[BEGIN EXERCISE DATA]

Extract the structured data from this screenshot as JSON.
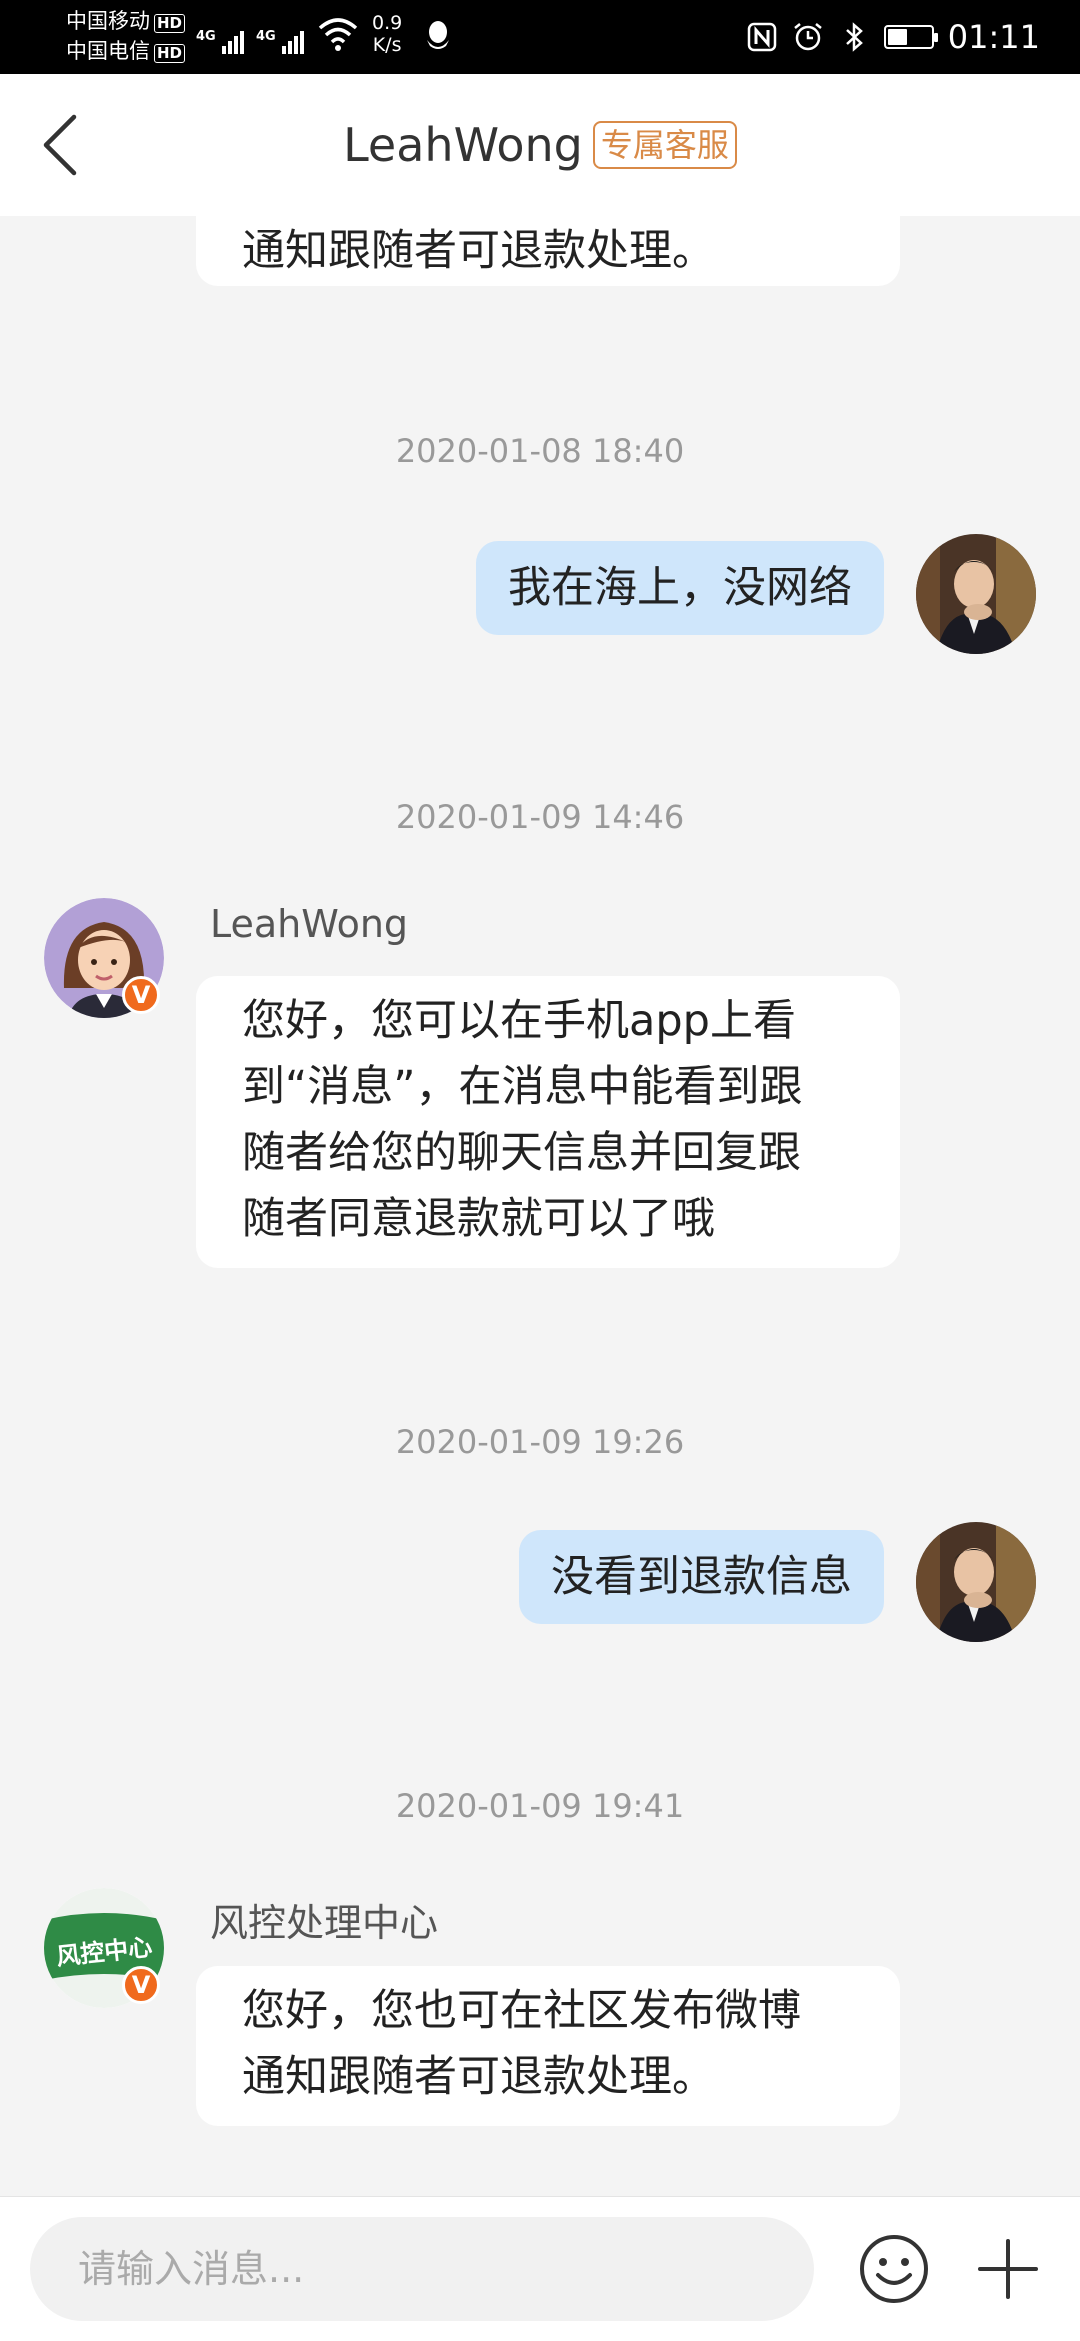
{
  "status_bar": {
    "carrier1": "中国移动",
    "carrier2": "中国电信",
    "hd": "HD",
    "net1": "4G",
    "net2": "4G",
    "speed_value": "0.9",
    "speed_unit": "K/s",
    "time": "01:11",
    "battery_level": 0.45,
    "icons": [
      "nfc-icon",
      "alarm-icon",
      "bluetooth-icon",
      "battery-icon",
      "wifi-icon",
      "qq-icon",
      "signal-icon"
    ]
  },
  "header": {
    "title": "LeahWong",
    "badge": "专属客服",
    "badge_color": "#d98a47",
    "back_icon": "chevron-left-icon"
  },
  "chat": {
    "partial_top_text": "通知跟随者可退款处理。",
    "messages": [
      {
        "time": "2020-01-08 18:40",
        "side": "mine",
        "text": "我在海上，没网络"
      },
      {
        "time": "2020-01-09 14:46",
        "side": "theirs",
        "sender": "LeahWong",
        "verified": "V",
        "text": "您好，您可以在手机app上看\n到“消息”，在消息中能看到跟\n随者给您的聊天信息并回复跟\n随者同意退款就可以了哦"
      },
      {
        "time": "2020-01-09 19:26",
        "side": "mine",
        "text": "没看到退款信息"
      },
      {
        "time": "2020-01-09 19:41",
        "side": "theirs",
        "sender": "风控处理中心",
        "verified": "V",
        "avatar_text": "风控中心",
        "text": "您好，您也可在社区发布微博\n通知跟随者可退款处理。"
      }
    ]
  },
  "colors": {
    "mine_bubble": "#cfe6fb",
    "their_bubble": "#ffffff",
    "background": "#f4f4f4",
    "verified_badge": "#f06a1d"
  },
  "input_bar": {
    "placeholder": "请输入消息...",
    "emoji_icon": "smiley-icon",
    "plus_icon": "plus-icon"
  }
}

[END EXERCISE DATA]

GOAL ▸ The data above should be repeated exactly, minus any pictures.

ANSWER TO THE PROBLEM ▸
Extract the structured data from this screenshot as JSON.
{
  "status_bar": {
    "carrier1": "中国移动",
    "carrier2": "中国电信",
    "hd": "HD",
    "net1": "4G",
    "net2": "4G",
    "speed_value": "0.9",
    "speed_unit": "K/s",
    "time": "01:11",
    "battery_level": 0.45,
    "icons": [
      "nfc-icon",
      "alarm-icon",
      "bluetooth-icon",
      "battery-icon",
      "wifi-icon",
      "qq-icon",
      "signal-icon"
    ]
  },
  "header": {
    "title": "LeahWong",
    "badge": "专属客服",
    "badge_color": "#d98a47",
    "back_icon": "chevron-left-icon"
  },
  "chat": {
    "partial_top_text": "通知跟随者可退款处理。",
    "messages": [
      {
        "time": "2020-01-08 18:40",
        "side": "mine",
        "text": "我在海上，没网络"
      },
      {
        "time": "2020-01-09 14:46",
        "side": "theirs",
        "sender": "LeahWong",
        "verified": "V",
        "text": "您好，您可以在手机app上看\n到“消息”，在消息中能看到跟\n随者给您的聊天信息并回复跟\n随者同意退款就可以了哦"
      },
      {
        "time": "2020-01-09 19:26",
        "side": "mine",
        "text": "没看到退款信息"
      },
      {
        "time": "2020-01-09 19:41",
        "side": "theirs",
        "sender": "风控处理中心",
        "verified": "V",
        "avatar_text": "风控中心",
        "text": "您好，您也可在社区发布微博\n通知跟随者可退款处理。"
      }
    ]
  },
  "colors": {
    "mine_bubble": "#cfe6fb",
    "their_bubble": "#ffffff",
    "background": "#f4f4f4",
    "verified_badge": "#f06a1d"
  },
  "input_bar": {
    "placeholder": "请输入消息...",
    "emoji_icon": "smiley-icon",
    "plus_icon": "plus-icon"
  }
}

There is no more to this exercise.